--- Begin Records to process ---

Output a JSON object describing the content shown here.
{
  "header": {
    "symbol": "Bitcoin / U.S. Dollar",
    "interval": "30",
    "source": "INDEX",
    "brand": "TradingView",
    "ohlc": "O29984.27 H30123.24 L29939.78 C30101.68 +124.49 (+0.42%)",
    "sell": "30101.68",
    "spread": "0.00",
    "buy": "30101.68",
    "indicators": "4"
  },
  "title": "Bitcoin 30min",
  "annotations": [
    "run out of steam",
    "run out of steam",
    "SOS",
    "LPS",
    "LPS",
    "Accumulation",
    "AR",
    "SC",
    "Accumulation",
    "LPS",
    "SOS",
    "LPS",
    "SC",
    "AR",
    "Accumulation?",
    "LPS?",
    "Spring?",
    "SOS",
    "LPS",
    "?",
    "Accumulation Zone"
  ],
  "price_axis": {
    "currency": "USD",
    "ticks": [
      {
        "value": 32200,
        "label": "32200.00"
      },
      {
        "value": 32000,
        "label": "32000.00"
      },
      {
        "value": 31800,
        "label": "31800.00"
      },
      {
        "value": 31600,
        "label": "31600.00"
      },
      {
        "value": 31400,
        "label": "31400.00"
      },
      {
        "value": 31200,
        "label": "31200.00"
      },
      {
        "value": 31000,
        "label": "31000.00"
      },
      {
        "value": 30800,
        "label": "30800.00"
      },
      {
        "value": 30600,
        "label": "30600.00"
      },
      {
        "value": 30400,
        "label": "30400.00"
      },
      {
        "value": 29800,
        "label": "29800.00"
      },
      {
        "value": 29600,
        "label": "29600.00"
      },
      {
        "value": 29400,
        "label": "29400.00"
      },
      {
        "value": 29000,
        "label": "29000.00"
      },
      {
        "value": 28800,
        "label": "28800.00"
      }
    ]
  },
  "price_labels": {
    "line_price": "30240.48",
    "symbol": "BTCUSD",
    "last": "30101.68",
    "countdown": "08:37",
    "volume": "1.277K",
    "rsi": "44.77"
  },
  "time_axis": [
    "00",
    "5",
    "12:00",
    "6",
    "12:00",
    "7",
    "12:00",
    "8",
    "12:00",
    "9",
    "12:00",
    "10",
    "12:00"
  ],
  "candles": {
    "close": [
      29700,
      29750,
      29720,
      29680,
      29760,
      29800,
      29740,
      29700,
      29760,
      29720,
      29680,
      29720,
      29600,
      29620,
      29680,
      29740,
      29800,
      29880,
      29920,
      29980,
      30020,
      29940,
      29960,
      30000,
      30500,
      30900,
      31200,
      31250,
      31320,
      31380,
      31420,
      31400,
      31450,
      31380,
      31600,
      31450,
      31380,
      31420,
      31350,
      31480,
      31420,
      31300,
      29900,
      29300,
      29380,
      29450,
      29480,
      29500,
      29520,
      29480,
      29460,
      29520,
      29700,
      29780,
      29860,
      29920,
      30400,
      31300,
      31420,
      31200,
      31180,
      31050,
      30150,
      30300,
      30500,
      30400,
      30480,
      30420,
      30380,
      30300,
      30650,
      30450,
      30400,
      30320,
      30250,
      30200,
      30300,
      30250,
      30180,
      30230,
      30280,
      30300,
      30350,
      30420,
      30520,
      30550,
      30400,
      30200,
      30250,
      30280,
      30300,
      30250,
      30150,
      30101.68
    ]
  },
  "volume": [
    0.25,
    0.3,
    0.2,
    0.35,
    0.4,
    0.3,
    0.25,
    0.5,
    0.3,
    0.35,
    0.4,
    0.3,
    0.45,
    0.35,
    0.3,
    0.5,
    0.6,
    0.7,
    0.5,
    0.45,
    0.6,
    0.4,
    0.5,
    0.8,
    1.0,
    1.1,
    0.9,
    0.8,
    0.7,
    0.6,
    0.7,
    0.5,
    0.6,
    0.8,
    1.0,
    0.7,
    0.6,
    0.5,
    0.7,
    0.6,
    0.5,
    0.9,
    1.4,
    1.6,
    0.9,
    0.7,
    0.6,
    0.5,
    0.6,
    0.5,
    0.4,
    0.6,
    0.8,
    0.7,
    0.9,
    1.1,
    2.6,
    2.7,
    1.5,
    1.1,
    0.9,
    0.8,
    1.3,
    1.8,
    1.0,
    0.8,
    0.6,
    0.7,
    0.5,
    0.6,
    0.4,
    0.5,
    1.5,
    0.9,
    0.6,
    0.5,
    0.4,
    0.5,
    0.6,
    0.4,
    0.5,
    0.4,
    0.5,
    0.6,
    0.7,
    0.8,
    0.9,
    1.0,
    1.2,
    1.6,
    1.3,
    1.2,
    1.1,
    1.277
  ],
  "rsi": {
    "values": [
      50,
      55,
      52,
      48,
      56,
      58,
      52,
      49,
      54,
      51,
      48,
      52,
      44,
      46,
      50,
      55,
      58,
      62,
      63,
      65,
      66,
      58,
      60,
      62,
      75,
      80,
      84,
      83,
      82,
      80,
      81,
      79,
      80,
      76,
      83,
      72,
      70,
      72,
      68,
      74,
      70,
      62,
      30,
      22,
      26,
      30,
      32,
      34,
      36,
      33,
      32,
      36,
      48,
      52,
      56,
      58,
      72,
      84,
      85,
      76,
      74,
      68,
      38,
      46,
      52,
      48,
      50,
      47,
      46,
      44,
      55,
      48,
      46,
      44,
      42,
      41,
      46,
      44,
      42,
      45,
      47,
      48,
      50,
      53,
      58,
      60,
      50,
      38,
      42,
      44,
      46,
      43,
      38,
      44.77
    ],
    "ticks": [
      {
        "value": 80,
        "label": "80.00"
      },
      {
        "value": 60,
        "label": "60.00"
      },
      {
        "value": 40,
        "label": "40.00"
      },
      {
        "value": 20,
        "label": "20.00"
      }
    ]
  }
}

--- End Records to process ---

Job — Restate the whole listing exactly.

Response —
Output a JSON object describing the content shown here.
{
  "header": {
    "symbol": "Bitcoin / U.S. Dollar",
    "interval": "30",
    "source": "INDEX",
    "brand": "TradingView",
    "ohlc": "O29984.27 H30123.24 L29939.78 C30101.68 +124.49 (+0.42%)",
    "sell": "30101.68",
    "spread": "0.00",
    "buy": "30101.68",
    "indicators": "4"
  },
  "title": "Bitcoin 30min",
  "annotations": [
    "run out of steam",
    "run out of steam",
    "SOS",
    "LPS",
    "LPS",
    "Accumulation",
    "AR",
    "SC",
    "Accumulation",
    "LPS",
    "SOS",
    "LPS",
    "SC",
    "AR",
    "Accumulation?",
    "LPS?",
    "Spring?",
    "SOS",
    "LPS",
    "?",
    "Accumulation Zone"
  ],
  "price_axis": {
    "currency": "USD",
    "ticks": [
      {
        "value": 32200,
        "label": "32200.00"
      },
      {
        "value": 32000,
        "label": "32000.00"
      },
      {
        "value": 31800,
        "label": "31800.00"
      },
      {
        "value": 31600,
        "label": "31600.00"
      },
      {
        "value": 31400,
        "label": "31400.00"
      },
      {
        "value": 31200,
        "label": "31200.00"
      },
      {
        "value": 31000,
        "label": "31000.00"
      },
      {
        "value": 30800,
        "label": "30800.00"
      },
      {
        "value": 30600,
        "label": "30600.00"
      },
      {
        "value": 30400,
        "label": "30400.00"
      },
      {
        "value": 29800,
        "label": "29800.00"
      },
      {
        "value": 29600,
        "label": "29600.00"
      },
      {
        "value": 29400,
        "label": "29400.00"
      },
      {
        "value": 29000,
        "label": "29000.00"
      },
      {
        "value": 28800,
        "label": "28800.00"
      }
    ]
  },
  "price_labels": {
    "line_price": "30240.48",
    "symbol": "BTCUSD",
    "last": "30101.68",
    "countdown": "08:37",
    "volume": "1.277K",
    "rsi": "44.77"
  },
  "time_axis": [
    "00",
    "5",
    "12:00",
    "6",
    "12:00",
    "7",
    "12:00",
    "8",
    "12:00",
    "9",
    "12:00",
    "10",
    "12:00"
  ],
  "candles": {
    "close": [
      29700,
      29750,
      29720,
      29680,
      29760,
      29800,
      29740,
      29700,
      29760,
      29720,
      29680,
      29720,
      29600,
      29620,
      29680,
      29740,
      29800,
      29880,
      29920,
      29980,
      30020,
      29940,
      29960,
      30000,
      30500,
      30900,
      31200,
      31250,
      31320,
      31380,
      31420,
      31400,
      31450,
      31380,
      31600,
      31450,
      31380,
      31420,
      31350,
      31480,
      31420,
      31300,
      29900,
      29300,
      29380,
      29450,
      29480,
      29500,
      29520,
      29480,
      29460,
      29520,
      29700,
      29780,
      29860,
      29920,
      30400,
      31300,
      31420,
      31200,
      31180,
      31050,
      30150,
      30300,
      30500,
      30400,
      30480,
      30420,
      30380,
      30300,
      30650,
      30450,
      30400,
      30320,
      30250,
      30200,
      30300,
      30250,
      30180,
      30230,
      30280,
      30300,
      30350,
      30420,
      30520,
      30550,
      30400,
      30200,
      30250,
      30280,
      30300,
      30250,
      30150,
      30101.68
    ]
  },
  "volume": [
    0.25,
    0.3,
    0.2,
    0.35,
    0.4,
    0.3,
    0.25,
    0.5,
    0.3,
    0.35,
    0.4,
    0.3,
    0.45,
    0.35,
    0.3,
    0.5,
    0.6,
    0.7,
    0.5,
    0.45,
    0.6,
    0.4,
    0.5,
    0.8,
    1.0,
    1.1,
    0.9,
    0.8,
    0.7,
    0.6,
    0.7,
    0.5,
    0.6,
    0.8,
    1.0,
    0.7,
    0.6,
    0.5,
    0.7,
    0.6,
    0.5,
    0.9,
    1.4,
    1.6,
    0.9,
    0.7,
    0.6,
    0.5,
    0.6,
    0.5,
    0.4,
    0.6,
    0.8,
    0.7,
    0.9,
    1.1,
    2.6,
    2.7,
    1.5,
    1.1,
    0.9,
    0.8,
    1.3,
    1.8,
    1.0,
    0.8,
    0.6,
    0.7,
    0.5,
    0.6,
    0.4,
    0.5,
    1.5,
    0.9,
    0.6,
    0.5,
    0.4,
    0.5,
    0.6,
    0.4,
    0.5,
    0.4,
    0.5,
    0.6,
    0.7,
    0.8,
    0.9,
    1.0,
    1.2,
    1.6,
    1.3,
    1.2,
    1.1,
    1.277
  ],
  "rsi": {
    "values": [
      50,
      55,
      52,
      48,
      56,
      58,
      52,
      49,
      54,
      51,
      48,
      52,
      44,
      46,
      50,
      55,
      58,
      62,
      63,
      65,
      66,
      58,
      60,
      62,
      75,
      80,
      84,
      83,
      82,
      80,
      81,
      79,
      80,
      76,
      83,
      72,
      70,
      72,
      68,
      74,
      70,
      62,
      30,
      22,
      26,
      30,
      32,
      34,
      36,
      33,
      32,
      36,
      48,
      52,
      56,
      58,
      72,
      84,
      85,
      76,
      74,
      68,
      38,
      46,
      52,
      48,
      50,
      47,
      46,
      44,
      55,
      48,
      46,
      44,
      42,
      41,
      46,
      44,
      42,
      45,
      47,
      48,
      50,
      53,
      58,
      60,
      50,
      38,
      42,
      44,
      46,
      43,
      38,
      44.77
    ],
    "ticks": [
      {
        "value": 80,
        "label": "80.00"
      },
      {
        "value": 60,
        "label": "60.00"
      },
      {
        "value": 40,
        "label": "40.00"
      },
      {
        "value": 20,
        "label": "20.00"
      }
    ]
  }
}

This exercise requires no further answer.